Short task
What follows is a set of records, each of which is to be written out exactly.

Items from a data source
>> BEGIN
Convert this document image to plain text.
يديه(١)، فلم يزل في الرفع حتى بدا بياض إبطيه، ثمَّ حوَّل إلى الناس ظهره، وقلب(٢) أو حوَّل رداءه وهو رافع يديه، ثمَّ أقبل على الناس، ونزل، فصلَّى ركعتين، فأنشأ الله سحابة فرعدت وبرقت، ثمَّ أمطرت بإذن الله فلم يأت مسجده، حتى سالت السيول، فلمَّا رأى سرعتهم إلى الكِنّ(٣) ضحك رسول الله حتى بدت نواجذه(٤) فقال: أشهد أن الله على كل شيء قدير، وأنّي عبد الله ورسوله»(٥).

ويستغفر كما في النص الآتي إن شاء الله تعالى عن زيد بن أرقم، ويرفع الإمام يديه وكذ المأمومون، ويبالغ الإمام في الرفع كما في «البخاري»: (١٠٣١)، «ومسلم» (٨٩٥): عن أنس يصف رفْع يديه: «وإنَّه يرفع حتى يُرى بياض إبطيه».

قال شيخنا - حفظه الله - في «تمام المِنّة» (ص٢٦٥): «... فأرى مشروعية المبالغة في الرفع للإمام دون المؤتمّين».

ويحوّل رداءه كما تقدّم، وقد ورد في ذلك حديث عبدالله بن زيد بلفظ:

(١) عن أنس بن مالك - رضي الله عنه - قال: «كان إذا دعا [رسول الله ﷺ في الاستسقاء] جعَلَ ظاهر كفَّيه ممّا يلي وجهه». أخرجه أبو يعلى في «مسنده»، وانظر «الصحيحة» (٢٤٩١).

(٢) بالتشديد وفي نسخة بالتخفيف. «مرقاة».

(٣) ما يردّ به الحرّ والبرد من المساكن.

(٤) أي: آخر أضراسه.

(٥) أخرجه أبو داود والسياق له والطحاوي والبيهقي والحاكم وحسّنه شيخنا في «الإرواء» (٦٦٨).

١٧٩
>> END
Completed task
Convert this document image to plain text.
يديه(١)، فلم يزل في الرفع حتى بدا بياض إبطيه، ثمَّ حوَّل إلى الناس ظهره، وقلب(٢) أو حوَّل رداءه وهو رافع يديه، ثمَّ أقبل على الناس، ونزل، فصلَّى ركعتين، فأنشأ الله سحابة فرعدت وبرقت، ثمَّ أمطرت بإذن الله فلم يأت مسجده، حتى سالت السيول، فلمَّا رأى سرعتهم إلى الكِنّ(٣) ضحك رسول الله حتى بدت نواجذه(٤) فقال: أشهد أن الله على كل شيء قدير، وأنّي عبد الله ورسوله»(٥).

ويستغفر كما في النص الآتي إن شاء الله تعالى عن زيد بن أرقم، ويرفع الإمام يديه وكذ المأمومون، ويبالغ الإمام في الرفع كما في «البخاري»: (١٠٣١)، «ومسلم» (٨٩٥): عن أنس يصف رفْع يديه: «وإنَّه يرفع حتى يُرى بياض إبطيه».

قال شيخنا - حفظه الله - في «تمام المِنّة» (ص٢٦٥): «... فأرى مشروعية المبالغة في الرفع للإمام دون المؤتمّين».

ويحوّل رداءه كما تقدّم، وقد ورد في ذلك حديث عبدالله بن زيد بلفظ:

(١) عن أنس بن مالك - رضي الله عنه - قال: «كان إذا دعا [رسول الله ﷺ في الاستسقاء] جعَلَ ظاهر كفَّيه ممّا يلي وجهه». أخرجه أبو يعلى في «مسنده»، وانظر «الصحيحة» (٢٤٩١).

(٢) بالتشديد وفي نسخة بالتخفيف. «مرقاة».

(٣) ما يردّ به الحرّ والبرد من المساكن.

(٤) أي: آخر أضراسه.

(٥) أخرجه أبو داود والسياق له والطحاوي والبيهقي والحاكم وحسّنه شيخنا في «الإرواء» (٦٦٨).

١٧٩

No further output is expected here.